● Problem to work on: Pictures appear in the records below; write out everything else exactly.

□ □ □ □

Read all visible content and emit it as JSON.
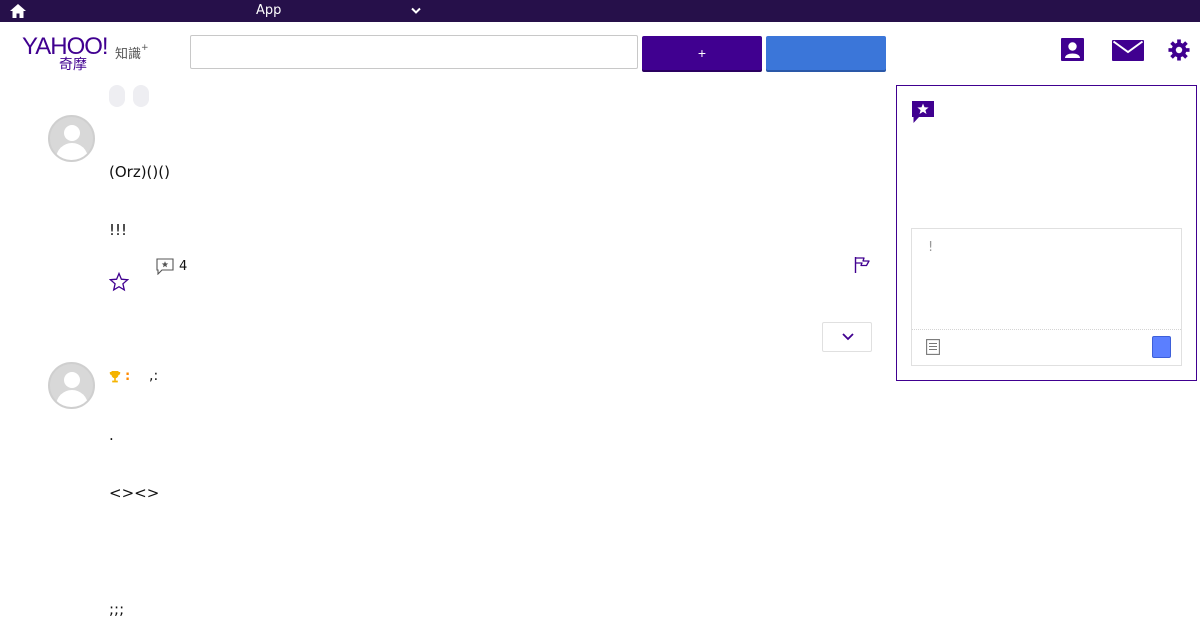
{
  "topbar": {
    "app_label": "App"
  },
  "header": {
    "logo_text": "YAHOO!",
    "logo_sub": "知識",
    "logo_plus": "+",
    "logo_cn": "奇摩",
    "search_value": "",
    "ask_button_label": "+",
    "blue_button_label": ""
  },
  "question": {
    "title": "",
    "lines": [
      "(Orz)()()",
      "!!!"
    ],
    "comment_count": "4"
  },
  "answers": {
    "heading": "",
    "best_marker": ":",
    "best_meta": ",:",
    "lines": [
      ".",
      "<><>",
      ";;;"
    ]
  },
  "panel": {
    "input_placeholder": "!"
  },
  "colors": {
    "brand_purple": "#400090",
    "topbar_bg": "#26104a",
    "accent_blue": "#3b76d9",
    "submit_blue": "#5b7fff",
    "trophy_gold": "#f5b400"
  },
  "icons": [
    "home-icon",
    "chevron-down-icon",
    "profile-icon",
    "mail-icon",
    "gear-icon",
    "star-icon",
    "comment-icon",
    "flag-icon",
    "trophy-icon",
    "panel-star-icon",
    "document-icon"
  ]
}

□ □ □ □

● Answer below:
Read all visible content and emit it as JSON.
{
  "topbar": {
    "app_label": "App"
  },
  "header": {
    "logo_text": "YAHOO!",
    "logo_sub": "知識",
    "logo_plus": "+",
    "logo_cn": "奇摩",
    "search_value": "",
    "ask_button_label": "+",
    "blue_button_label": ""
  },
  "question": {
    "title": "",
    "lines": [
      "(Orz)()()",
      "!!!"
    ],
    "comment_count": "4"
  },
  "answers": {
    "heading": "",
    "best_marker": ":",
    "best_meta": ",:",
    "lines": [
      ".",
      "<><>",
      ";;;"
    ]
  },
  "panel": {
    "input_placeholder": "!"
  },
  "colors": {
    "brand_purple": "#400090",
    "topbar_bg": "#26104a",
    "accent_blue": "#3b76d9",
    "submit_blue": "#5b7fff",
    "trophy_gold": "#f5b400"
  },
  "icons": [
    "home-icon",
    "chevron-down-icon",
    "profile-icon",
    "mail-icon",
    "gear-icon",
    "star-icon",
    "comment-icon",
    "flag-icon",
    "trophy-icon",
    "panel-star-icon",
    "document-icon"
  ]
}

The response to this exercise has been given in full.